Task requirements: Images are not part of the copy; transcribe all the data exactly.

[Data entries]
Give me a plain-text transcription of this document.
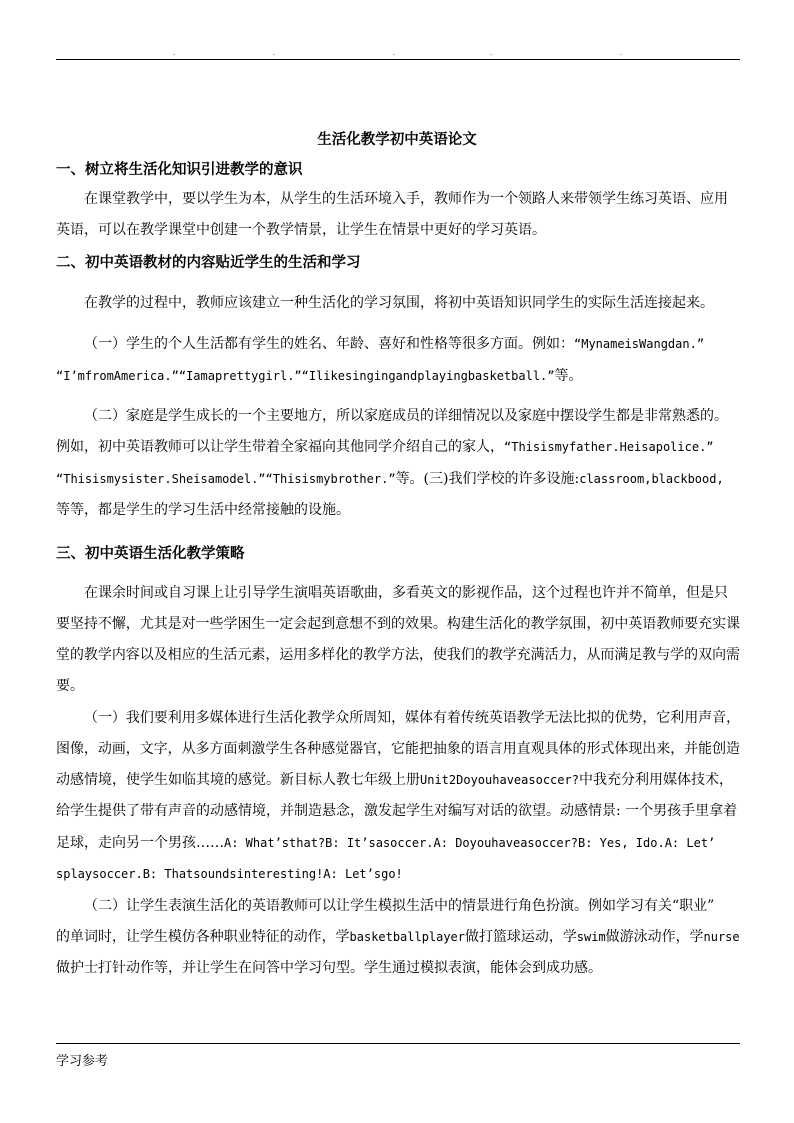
.	.	.	.	.
生活化教学初中英语论文
一、树立将生活化知识引进教学的意识
在课堂教学中，要以学生为本，从学生的生活环境入手，教师作为一个领路人来带领学生练习英语、应用
英语，可以在教学课堂中创建一个教学情景，让学生在情景中更好的学习英语。
二、初中英语教材的内容贴近学生的生活和学习
在教学的过程中，教师应该建立一种生活化的学习氛围，将初中英语知识同学生的实际生活连接起来。
（一）学生的个人生活都有学生的姓名、年龄、喜好和性格等很多方面。例如：“MynameisWangdan.”
“I’mfromAmerica.”“Iamaprettygirl.”“Ilikesingingandplayingbasketball.”等。
（二）家庭是学生成长的一个主要地方，所以家庭成员的详细情况以及家庭中摆设学生都是非常熟悉的。
例如，初中英语教师可以让学生带着全家福向其他同学介绍自己的家人，“Thisismyfather.Heisapolice.”
“Thisismysister.Sheisamodel.”“Thisismybrother.”等。(三)我们学校的许多设施:classroom,blackbood,
等等，都是学生的学习生活中经常接触的设施。
三、初中英语生活化教学策略
在课余时间或自习课上让引导学生演唱英语歌曲，多看英文的影视作品，这个过程也许并不简单，但是只
要坚持不懈，尤其是对一些学困生一定会起到意想不到的效果。构建生活化的教学氛围，初中英语教师要充实课
堂的教学内容以及相应的生活元素，运用多样化的教学方法，使我们的教学充满活力，从而满足教与学的双向需
要。
（一）我们要利用多媒体进行生活化教学众所周知，媒体有着传统英语教学无法比拟的优势，它利用声音，
图像，动画，文字，从多方面刺激学生各种感觉器官，它能把抽象的语言用直观具体的形式体现出来，并能创造
动感情境，使学生如临其境的感觉。新目标人教七年级上册Unit2Doyouhaveasoccer?中我充分利用媒体技术，
给学生提供了带有声音的动感情境，并制造悬念，激发起学生对编写对话的欲望。动感情景: 一个男孩手里拿着
足球，走向另一个男孩……A: What’sthat?B: It’sasoccer.A: Doyouhaveasoccer?B: Yes, Ido.A: Let’
splaysoccer.B: Thatsoundsinteresting!A: Let’sgo!
（二）让学生表演生活化的英语教师可以让学生模拟生活中的情景进行角色扮演。例如学习有关“职业”
的单词时，让学生模仿各种职业特征的动作，学basketballplayer做打篮球运动，学swim做游泳动作，学nurse
做护士打针动作等，并让学生在问答中学习句型。学生通过模拟表演，能体会到成功感。
学习参考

Full answer:
Give me a plain-text transcription of this document.
.	.	.	.	.
生活化教学初中英语论文
一、树立将生活化知识引进教学的意识
在课堂教学中，要以学生为本，从学生的生活环境入手，教师作为一个领路人来带领学生练习英语、应用
英语，可以在教学课堂中创建一个教学情景，让学生在情景中更好的学习英语。
二、初中英语教材的内容贴近学生的生活和学习
在教学的过程中，教师应该建立一种生活化的学习氛围，将初中英语知识同学生的实际生活连接起来。
（一）学生的个人生活都有学生的姓名、年龄、喜好和性格等很多方面。例如：“MynameisWangdan.”
“I’mfromAmerica.”“Iamaprettygirl.”“Ilikesingingandplayingbasketball.”等。
（二）家庭是学生成长的一个主要地方，所以家庭成员的详细情况以及家庭中摆设学生都是非常熟悉的。
例如，初中英语教师可以让学生带着全家福向其他同学介绍自己的家人，“Thisismyfather.Heisapolice.”
“Thisismysister.Sheisamodel.”“Thisismybrother.”等。(三)我们学校的许多设施:classroom,blackbood,
等等，都是学生的学习生活中经常接触的设施。
三、初中英语生活化教学策略
在课余时间或自习课上让引导学生演唱英语歌曲，多看英文的影视作品，这个过程也许并不简单，但是只
要坚持不懈，尤其是对一些学困生一定会起到意想不到的效果。构建生活化的教学氛围，初中英语教师要充实课
堂的教学内容以及相应的生活元素，运用多样化的教学方法，使我们的教学充满活力，从而满足教与学的双向需
要。
（一）我们要利用多媒体进行生活化教学众所周知，媒体有着传统英语教学无法比拟的优势，它利用声音，
图像，动画，文字，从多方面刺激学生各种感觉器官，它能把抽象的语言用直观具体的形式体现出来，并能创造
动感情境，使学生如临其境的感觉。新目标人教七年级上册Unit2Doyouhaveasoccer?中我充分利用媒体技术，
给学生提供了带有声音的动感情境，并制造悬念，激发起学生对编写对话的欲望。动感情景: 一个男孩手里拿着
足球，走向另一个男孩……A: What’sthat?B: It’sasoccer.A: Doyouhaveasoccer?B: Yes, Ido.A: Let’
splaysoccer.B: Thatsoundsinteresting!A: Let’sgo!
（二）让学生表演生活化的英语教师可以让学生模拟生活中的情景进行角色扮演。例如学习有关“职业”
的单词时，让学生模仿各种职业特征的动作，学basketballplayer做打篮球运动，学swim做游泳动作，学nurse
做护士打针动作等，并让学生在问答中学习句型。学生通过模拟表演，能体会到成功感。
学习参考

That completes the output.